Data extracted from a collection
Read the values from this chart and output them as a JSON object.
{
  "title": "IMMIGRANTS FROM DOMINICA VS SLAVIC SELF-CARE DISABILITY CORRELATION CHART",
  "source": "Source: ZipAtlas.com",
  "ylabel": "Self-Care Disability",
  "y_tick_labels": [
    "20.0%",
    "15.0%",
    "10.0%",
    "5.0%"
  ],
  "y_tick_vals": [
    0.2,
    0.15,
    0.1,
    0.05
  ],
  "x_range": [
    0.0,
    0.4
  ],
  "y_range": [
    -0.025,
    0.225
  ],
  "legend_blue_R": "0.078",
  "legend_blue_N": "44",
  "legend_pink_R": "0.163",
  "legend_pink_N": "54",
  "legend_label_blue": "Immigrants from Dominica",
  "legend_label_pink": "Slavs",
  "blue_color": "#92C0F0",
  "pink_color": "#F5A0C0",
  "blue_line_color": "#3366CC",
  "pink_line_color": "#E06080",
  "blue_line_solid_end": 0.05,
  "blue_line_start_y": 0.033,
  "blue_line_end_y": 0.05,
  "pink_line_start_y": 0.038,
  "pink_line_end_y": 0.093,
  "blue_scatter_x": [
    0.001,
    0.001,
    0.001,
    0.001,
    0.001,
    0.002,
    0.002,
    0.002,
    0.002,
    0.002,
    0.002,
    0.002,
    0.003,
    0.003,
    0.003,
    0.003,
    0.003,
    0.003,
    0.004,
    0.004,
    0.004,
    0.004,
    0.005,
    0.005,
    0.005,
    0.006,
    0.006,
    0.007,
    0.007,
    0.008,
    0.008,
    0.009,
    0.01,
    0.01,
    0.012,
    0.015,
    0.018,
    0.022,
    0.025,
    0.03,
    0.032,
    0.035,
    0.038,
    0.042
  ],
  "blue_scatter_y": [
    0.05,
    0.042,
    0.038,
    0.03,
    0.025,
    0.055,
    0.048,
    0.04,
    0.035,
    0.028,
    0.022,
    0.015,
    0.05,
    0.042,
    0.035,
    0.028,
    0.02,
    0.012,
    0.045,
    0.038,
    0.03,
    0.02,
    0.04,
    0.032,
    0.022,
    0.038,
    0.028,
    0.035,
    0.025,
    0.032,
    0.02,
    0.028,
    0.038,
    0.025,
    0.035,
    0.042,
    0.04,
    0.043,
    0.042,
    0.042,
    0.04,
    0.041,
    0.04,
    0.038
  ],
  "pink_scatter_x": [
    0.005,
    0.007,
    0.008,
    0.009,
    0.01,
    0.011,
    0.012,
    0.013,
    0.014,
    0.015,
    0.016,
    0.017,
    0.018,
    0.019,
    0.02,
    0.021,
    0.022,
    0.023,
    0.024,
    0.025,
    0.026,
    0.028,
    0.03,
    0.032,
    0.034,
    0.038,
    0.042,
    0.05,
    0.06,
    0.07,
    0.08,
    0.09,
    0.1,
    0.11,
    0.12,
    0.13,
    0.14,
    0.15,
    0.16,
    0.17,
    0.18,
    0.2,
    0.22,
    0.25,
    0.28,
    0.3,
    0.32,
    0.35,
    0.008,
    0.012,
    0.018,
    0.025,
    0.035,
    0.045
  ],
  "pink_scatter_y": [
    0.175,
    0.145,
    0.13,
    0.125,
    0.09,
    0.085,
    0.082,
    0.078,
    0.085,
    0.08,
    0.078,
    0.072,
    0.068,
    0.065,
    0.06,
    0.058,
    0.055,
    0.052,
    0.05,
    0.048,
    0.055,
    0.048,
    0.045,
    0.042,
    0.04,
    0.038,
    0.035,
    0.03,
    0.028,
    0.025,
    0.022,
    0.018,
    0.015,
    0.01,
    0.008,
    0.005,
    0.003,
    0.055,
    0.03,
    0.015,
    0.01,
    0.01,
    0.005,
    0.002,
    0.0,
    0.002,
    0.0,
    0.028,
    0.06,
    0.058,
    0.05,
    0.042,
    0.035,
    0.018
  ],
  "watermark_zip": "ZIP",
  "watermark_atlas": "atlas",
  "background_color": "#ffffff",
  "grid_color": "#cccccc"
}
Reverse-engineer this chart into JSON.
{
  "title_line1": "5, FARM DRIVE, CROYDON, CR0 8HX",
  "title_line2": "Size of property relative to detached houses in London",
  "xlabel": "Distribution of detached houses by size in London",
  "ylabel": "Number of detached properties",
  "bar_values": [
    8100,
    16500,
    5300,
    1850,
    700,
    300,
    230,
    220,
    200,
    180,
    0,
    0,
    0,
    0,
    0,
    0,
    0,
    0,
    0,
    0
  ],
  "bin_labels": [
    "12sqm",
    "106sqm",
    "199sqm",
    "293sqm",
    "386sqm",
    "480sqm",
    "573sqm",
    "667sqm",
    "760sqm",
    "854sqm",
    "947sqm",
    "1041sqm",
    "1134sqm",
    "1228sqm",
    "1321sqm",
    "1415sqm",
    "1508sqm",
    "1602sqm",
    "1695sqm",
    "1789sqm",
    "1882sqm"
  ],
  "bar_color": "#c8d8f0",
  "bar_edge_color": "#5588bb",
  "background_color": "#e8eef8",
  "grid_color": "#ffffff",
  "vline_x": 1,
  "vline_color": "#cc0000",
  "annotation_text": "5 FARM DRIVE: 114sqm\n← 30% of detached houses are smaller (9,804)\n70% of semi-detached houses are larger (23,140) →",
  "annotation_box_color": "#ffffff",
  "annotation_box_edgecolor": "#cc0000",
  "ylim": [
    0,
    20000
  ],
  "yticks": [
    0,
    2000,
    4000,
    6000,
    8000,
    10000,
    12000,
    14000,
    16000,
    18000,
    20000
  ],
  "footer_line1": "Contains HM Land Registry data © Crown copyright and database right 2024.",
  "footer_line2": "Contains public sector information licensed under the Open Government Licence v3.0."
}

§ TO DO
Above are the records. Identify each line that contains the word "DRIVE".

§ ANSWER FOR THIS EXERCISE
  "title_line1": "5, FARM DRIVE, CROYDON, CR0 8HX",
  "annotation_text": "5 FARM DRIVE: 114sqm\n← 30% of detached houses are smaller (9,804)\n70% of semi-detached houses are larger (23,140) →",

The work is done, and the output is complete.